Data section →
↓↓↓

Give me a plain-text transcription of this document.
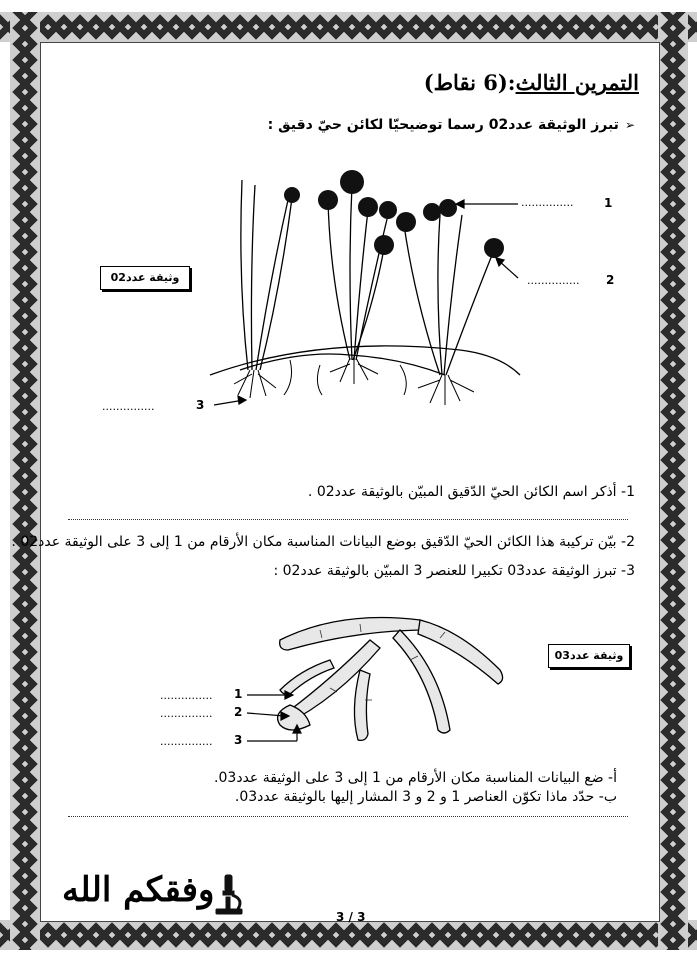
التمرين الثالث:(6 نقاط)
➢تبرز الوثيقة عدد02 رسما توضيحيّا لكائن حيّ دقيق :
وثيقة عدد02
...............	1
............... 2
...............	3
1- أذكر اسم الكائن الحيّ الدّقيق المبيّن بالوثيقة عدد02 .
2- بيّن تركيبة هذا الكائن الحيّ الدّقيق بوضع البيانات المناسبة مكان الأرقام من 1 إلى 3 على الوثيقة عدد02 .
3- تبرز الوثيقة عدد03 تكبيرا للعنصر 3 المبيّن بالوثيقة عدد02 :
وثيقة عدد03
............... 1
............... 2
............... 3
أ- ضع البيانات المناسبة مكان الأرقام من 1 إلى 3 على الوثيقة عدد03.
ب- حدّد ماذا تكوّن العناصر 1 و 2 و 3 المشار إليها بالوثيقة عدد03.
وفقكم الله
3 / 3
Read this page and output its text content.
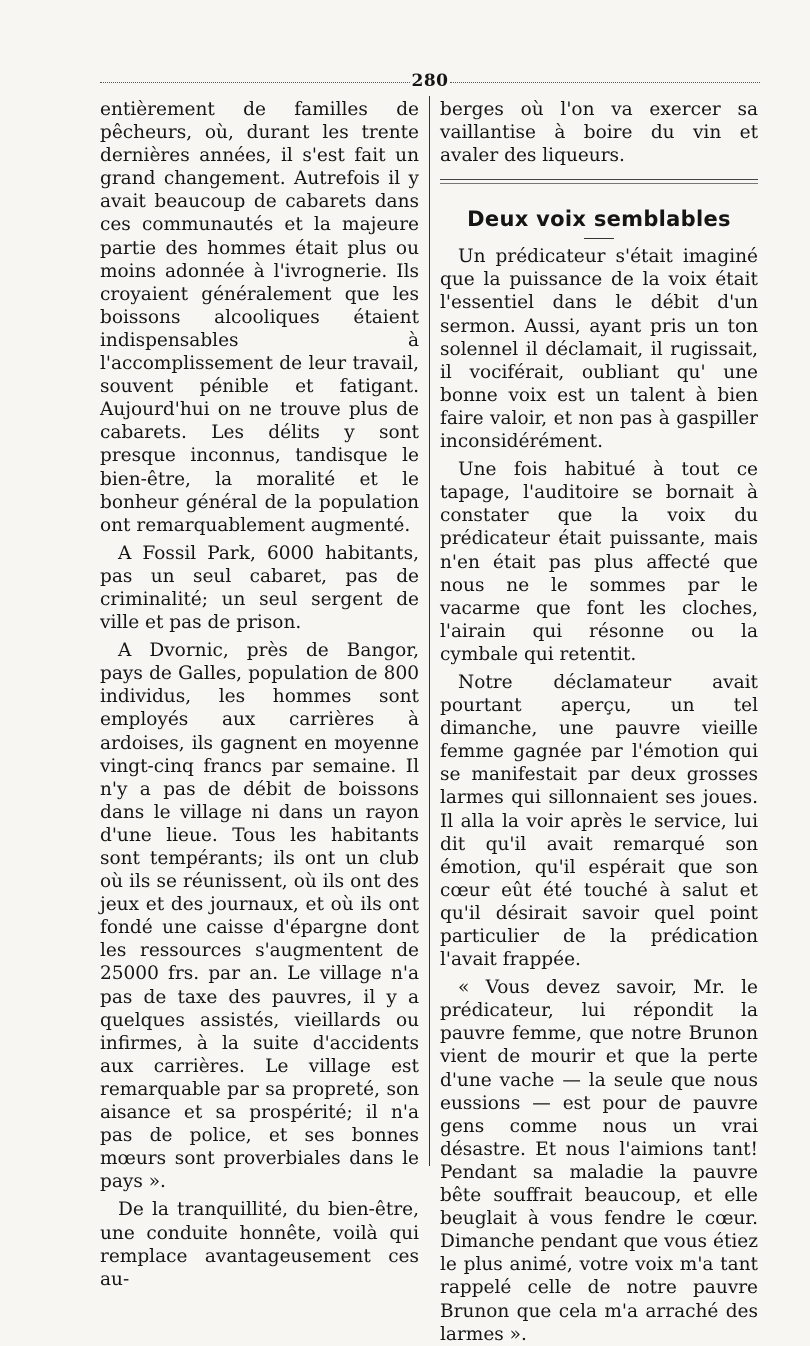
280

entièrement de familles de pêcheurs, où, durant les trente dernières années, il s'est fait un grand changement. Autrefois il y avait beaucoup de cabarets dans ces communautés et la majeure partie des hommes était plus ou moins adonnée à l'ivrognerie. Ils croyaient généralement que les boissons alcooliques étaient indispensables à l'accomplissement de leur travail, souvent pénible et fatigant. Aujourd'hui on ne trouve plus de cabarets. Les délits y sont presque inconnus, tandisque le bien-être, la moralité et le bonheur général de la population ont remarquablement augmenté.

A Fossil Park, 6000 habitants, pas un seul cabaret, pas de criminalité; un seul sergent de ville et pas de prison.

A Dvornic, près de Bangor, pays de Galles, population de 800 individus, les hommes sont employés aux carrières à ardoises, ils gagnent en moyenne vingt-cinq francs par semaine. Il n'y a pas de débit de boissons dans le village ni dans un rayon d'une lieue. Tous les habitants sont tempérants; ils ont un club où ils se réunissent, où ils ont des jeux et des journaux, et où ils ont fondé une caisse d'épargne dont les ressources s'augmentent de 25000 frs. par an. Le village n'a pas de taxe des pauvres, il y a quelques assistés, vieillards ou infirmes, à la suite d'accidents aux carrières. Le village est remarquable par sa propreté, son aisance et sa prospérité; il n'a pas de police, et ses bonnes mœurs sont proverbiales dans le pays ».

De la tranquillité, du bien-être, une conduite honnête, voilà qui remplace avantageusement ces au-

berges où l'on va exercer sa vaillantise à boire du vin et avaler des liqueurs.

Deux voix semblables

Un prédicateur s'était imaginé que la puissance de la voix était l'essentiel dans le débit d'un sermon. Aussi, ayant pris un ton solennel il déclamait, il rugissait, il vociférait, oubliant qu' une bonne voix est un talent à bien faire valoir, et non pas à gaspiller inconsidérément.

Une fois habitué à tout ce tapage, l'auditoire se bornait à constater que la voix du prédicateur était puissante, mais n'en était pas plus affecté que nous ne le sommes par le vacarme que font les cloches, l'airain qui résonne ou la cymbale qui retentit.

Notre déclamateur avait pourtant aperçu, un tel dimanche, une pauvre vieille femme gagnée par l'émotion qui se manifestait par deux grosses larmes qui sillonnaient ses joues. Il alla la voir après le service, lui dit qu'il avait remarqué son émotion, qu'il espérait que son cœur eût été touché à salut et qu'il désirait savoir quel point particulier de la prédication l'avait frappée.

« Vous devez savoir, Mr. le prédicateur, lui répondit la pauvre femme, que notre Brunon vient de mourir et que la perte d'une vache — la seule que nous eussions — est pour de pauvre gens comme nous un vrai désastre. Et nous l'aimions tant! Pendant sa maladie la pauvre bête souffrait beaucoup, et elle beuglait à vous fendre le cœur. Dimanche pendant que vous étiez le plus animé, votre voix m'a tant rappelé celle de notre pauvre Brunon que cela m'a arraché des larmes ».
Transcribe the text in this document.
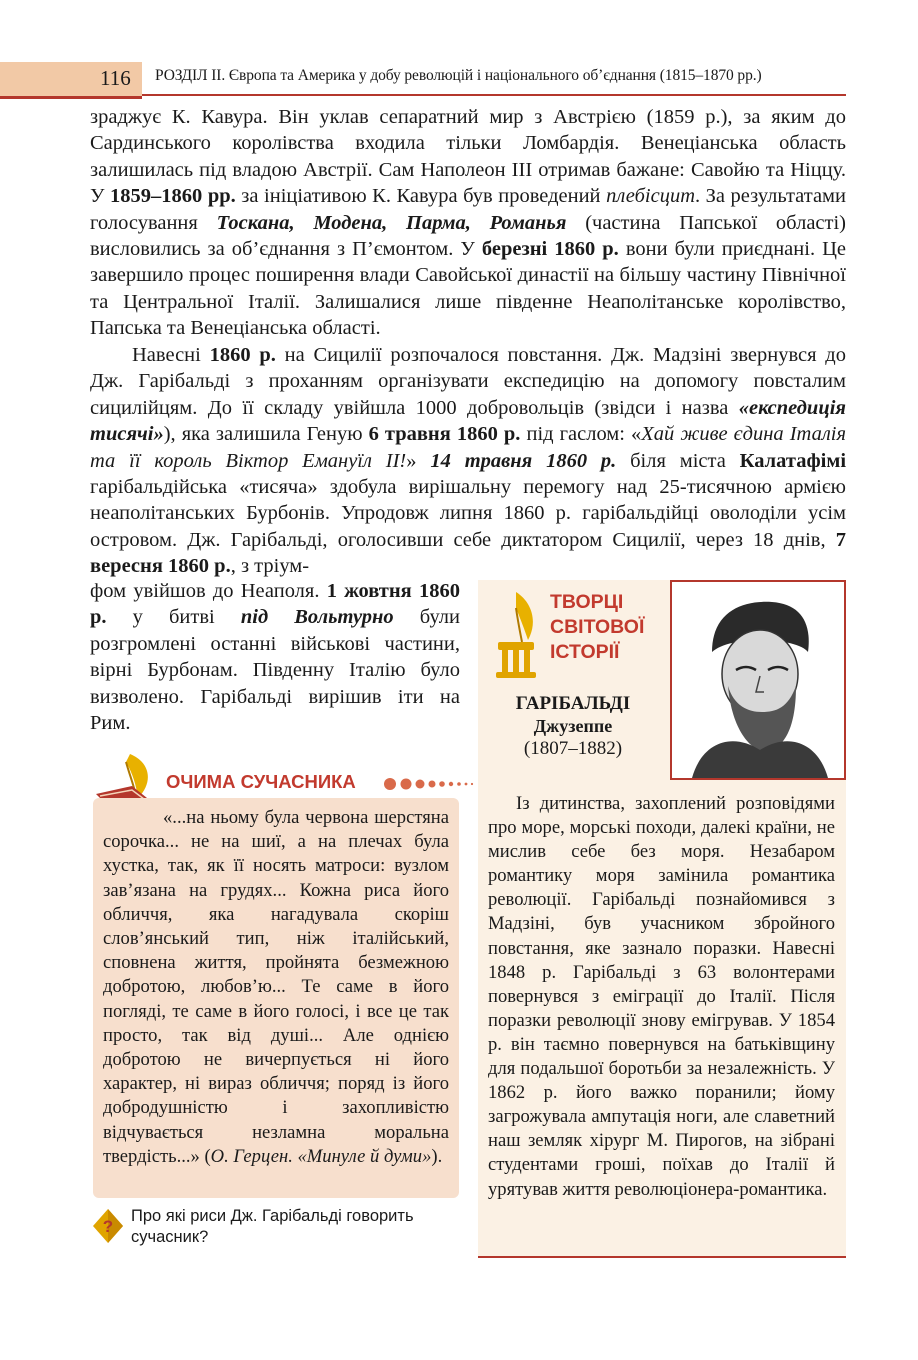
116 РОЗДІЛ ІІ. Європа та Америка у добу революцій і національного об’єднання (1815–1870 рр.)

зраджує К. Кавура. Він уклав сепаратний мир з Австрією (1859 р.), за яким до Сардинського королівства входила тільки Ломбардія. Венеціанська область залишилась під владою Австрії. Сам Наполеон ІІІ отримав бажане: Савойю та Ніццу. У 1859–1860 рр. за ініціативою К. Кавура був проведений плебісцит. За результатами голосування Тоскана, Модена, Парма, Романья (частина Папської області) висловились за об’єднання з П’ємонтом. У березні 1860 р. вони були приєднані. Це завершило процес поширення влади Савойської династії на більшу частину Північної та Центральної Італії. Залишалися лише південне Неаполітанське королівство, Папська та Венеціанська області.

Навесні 1860 р. на Сицилії розпочалося повстання. Дж. Мадзіні звернувся до Дж. Гарібальді з проханням організувати експедицію на допомогу повсталим сицилійцям. До її складу увійшла 1000 добровольців (звідси і назва «експедиція тисячі»), яка залишила Геную 6 травня 1860 р. під гаслом: «Хай живе єдина Італія та її король Віктор Емануїл ІІ!» 14 травня 1860 р. біля міста Калатафімі гарібальдійська «тисяча» здобула вирішальну перемогу над 25-тисячною армією неаполітанських Бурбонів. Упродовж липня 1860 р. гарібальдійці оволоділи усім островом. Дж. Гарібальді, оголосивши себе диктатором Сицилії, через 18 днів, 7 вересня 1860 р., з тріум-

фом увійшов до Неаполя. 1 жовтня 1860 р. у битві під Вольтурно були розгромлені останні військові частини, вірні Бурбонам. Південну Італію було визволено. Гарібальді вирішив іти на Рим.

ТВОРЦІ
СВІТОВОЇ
ІСТОРІЇ
ГАРІБАЛЬДІ
Джузеппе
(1807–1882)

Із дитинства, захоплений розповідями про море, морські походи, далекі країни, не мислив себе без моря. Незабаром романтику моря замінила романтика революції. Гарібальді познайомився з Мадзіні, був учасником збройного повстання, яке зазнало поразки. Навесні 1848 р. Гарібальді з 63 волонтерами повернувся з еміграції до Італії. Після поразки революції знову емігрував. У 1854 р. він таємно повернувся на батьківщину для подальшої боротьби за незалежність. У 1862 р. його важко поранили; йому загрожувала ампутація ноги, але славетний наш земляк хірург М. Пирогов, на зібрані студентами гроші, поїхав до Італії й урятував життя революціонера-романтика.

ОЧИМА СУЧАСНИКА

«...на ньому була червона шерстяна сорочка... не на шиї, а на плечах була хустка, так, як її носять матроси: вузлом зав’язана на грудях... Кожна риса його обличчя, яка нагадувала скоріш слов’янський тип, ніж італійський, сповнена життя, пройнята безмежною добротою, любов’ю... Те саме в його погляді, те саме в його голосі, і все це так просто, так від душі... Але однією добротою не вичерпується ні його характер, ні вираз обличчя; поряд із його добродушністю і захопливістю відчувається незламна моральна твердість...» (О. Герцен. «Минуле й думи»).

?
Про які риси Дж. Гарібальді говорить сучасник?
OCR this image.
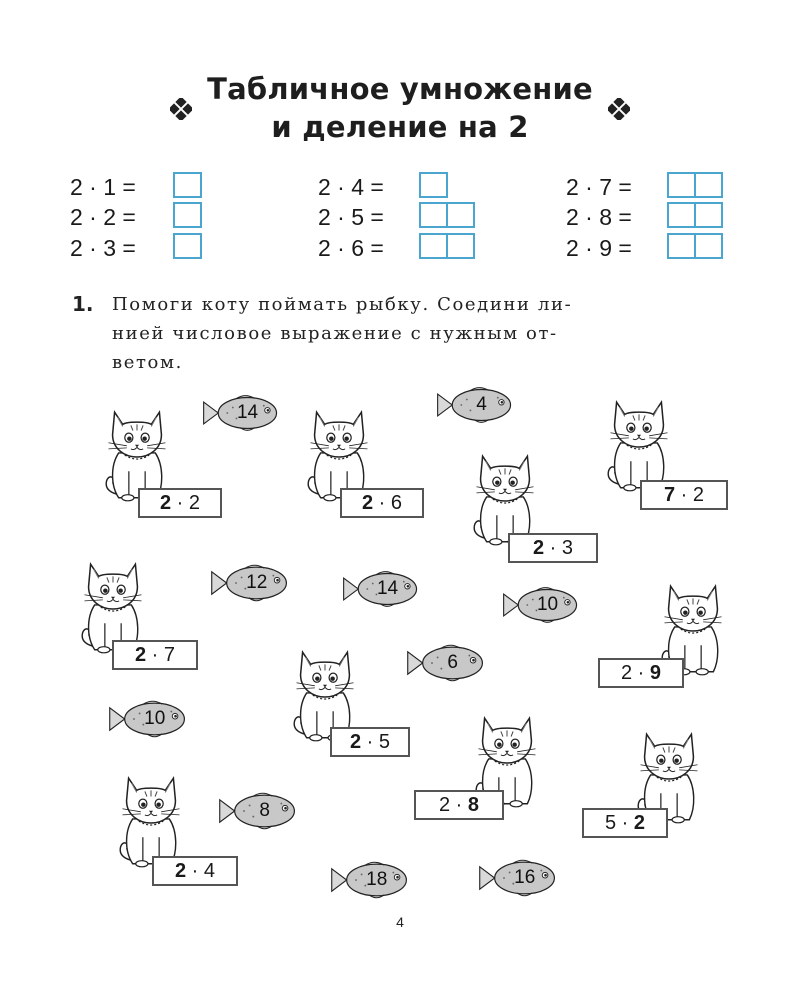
Табличное умножение
и деление на 2
2 · 1 =
2 · 2 =
2 · 3 =
2 · 4 =
2 · 5 =
2 · 6 =
2 · 7 =
2 · 8 =
2 · 9 =
1. Помоги коту поймать рыбку. Соедини ли-
нией числовое выражение с нужным от-
ветом.
14	4
12	14
10
6
10
8
18	16
2 · 2	2 · 6
2 · 3
7 · 2
2 · 7
2 · 9
2 · 5
2 · 8
5 · 2
2 · 4
4
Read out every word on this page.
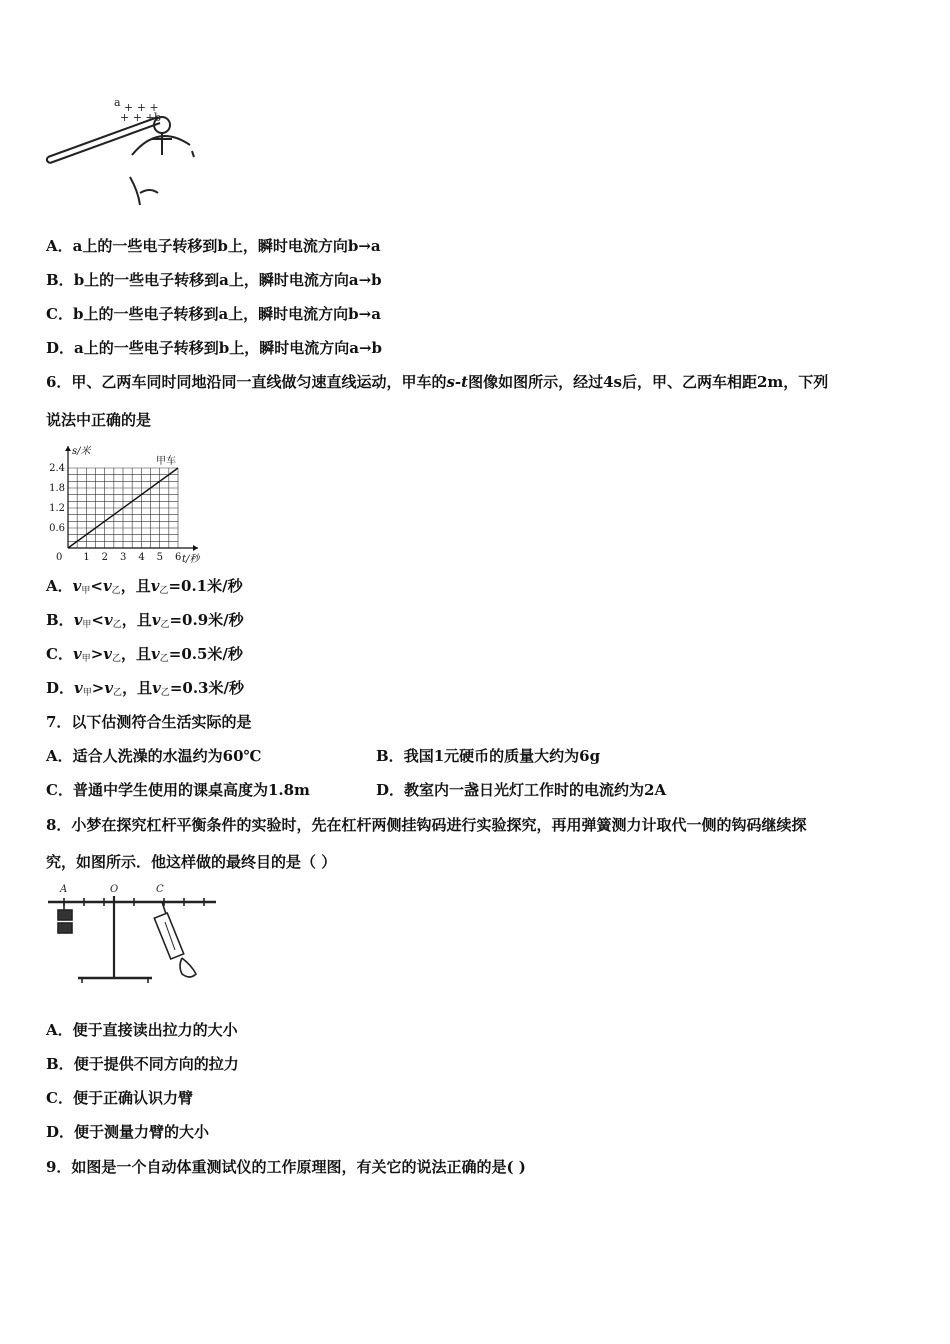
a + + +
+ + + b
A．a上的一些电子转移到b上，瞬时电流方向b→a
B．b上的一些电子转移到a上，瞬时电流方向a→b
C．b上的一些电子转移到a上，瞬时电流方向b→a
D．a上的一些电子转移到b上，瞬时电流方向a→b
6．甲、乙两车同时同地沿同一直线做匀速直线运动，甲车的s-t图像如图所示，经过4s后，甲、乙两车相距2m，下列
说法中正确的是
1 2 3 4 5 6
0.6
1.2
1.8
2.4
0
s/米
t/秒
甲车
A．$v_甲<v_乙$，且$v_乙=0.1$米/秒
B．$v_甲<v_乙$，且$v_乙=0.9$米/秒
C．$v_甲>v_乙$，且$v_乙=0.5$米/秒
D．$v_甲>v_乙$，且$v_乙=0.3$米/秒
7．以下估测符合生活实际的是
A．适合人洗澡的水温约为60℃	B．我国1元硬币的质量大约为6g
C．普通中学生使用的课桌高度为1.8m	D．教室内一盏日光灯工作时的电流约为2A
8．小梦在探究杠杆平衡条件的实验时，先在杠杆两侧挂钩码进行实验探究，再用弹簧测力计取代一侧的钩码继续探
究，如图所示．他这样做的最终目的是（ ）
A	O	C
A．便于直接读出拉力的大小
B．便于提供不同方向的拉力
C．便于正确认识力臂
D．便于测量力臂的大小
9．如图是一个自动体重测试仪的工作原理图，有关它的说法正确的是( )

↑↑↑

Set problem → Only the lines from the one containing "Read out every word on this page." through the last line of the records above should be repeated, exactly and without pictures.

Output of the task →
Read out every word on this page.
a + + +
+ + + b
A．a上的一些电子转移到b上，瞬时电流方向b→a
B．b上的一些电子转移到a上，瞬时电流方向a→b
C．b上的一些电子转移到a上，瞬时电流方向b→a
D．a上的一些电子转移到b上，瞬时电流方向a→b
6．甲、乙两车同时同地沿同一直线做匀速直线运动，甲车的s-t图像如图所示，经过4s后，甲、乙两车相距2m，下列
说法中正确的是
1 2 3 4 5 6
0.6
1.2
1.8
2.4
0
s/米
t/秒
甲车
A．$v_甲<v_乙$，且$v_乙=0.1$米/秒
B．$v_甲<v_乙$，且$v_乙=0.9$米/秒
C．$v_甲>v_乙$，且$v_乙=0.5$米/秒
D．$v_甲>v_乙$，且$v_乙=0.3$米/秒
7．以下估测符合生活实际的是
A．适合人洗澡的水温约为60℃	B．我国1元硬币的质量大约为6g
C．普通中学生使用的课桌高度为1.8m	D．教室内一盏日光灯工作时的电流约为2A
8．小梦在探究杠杆平衡条件的实验时，先在杠杆两侧挂钩码进行实验探究，再用弹簧测力计取代一侧的钩码继续探
究，如图所示．他这样做的最终目的是（ ）
A	O	C
A．便于直接读出拉力的大小
B．便于提供不同方向的拉力
C．便于正确认识力臂
D．便于测量力臂的大小
9．如图是一个自动体重测试仪的工作原理图，有关它的说法正确的是( )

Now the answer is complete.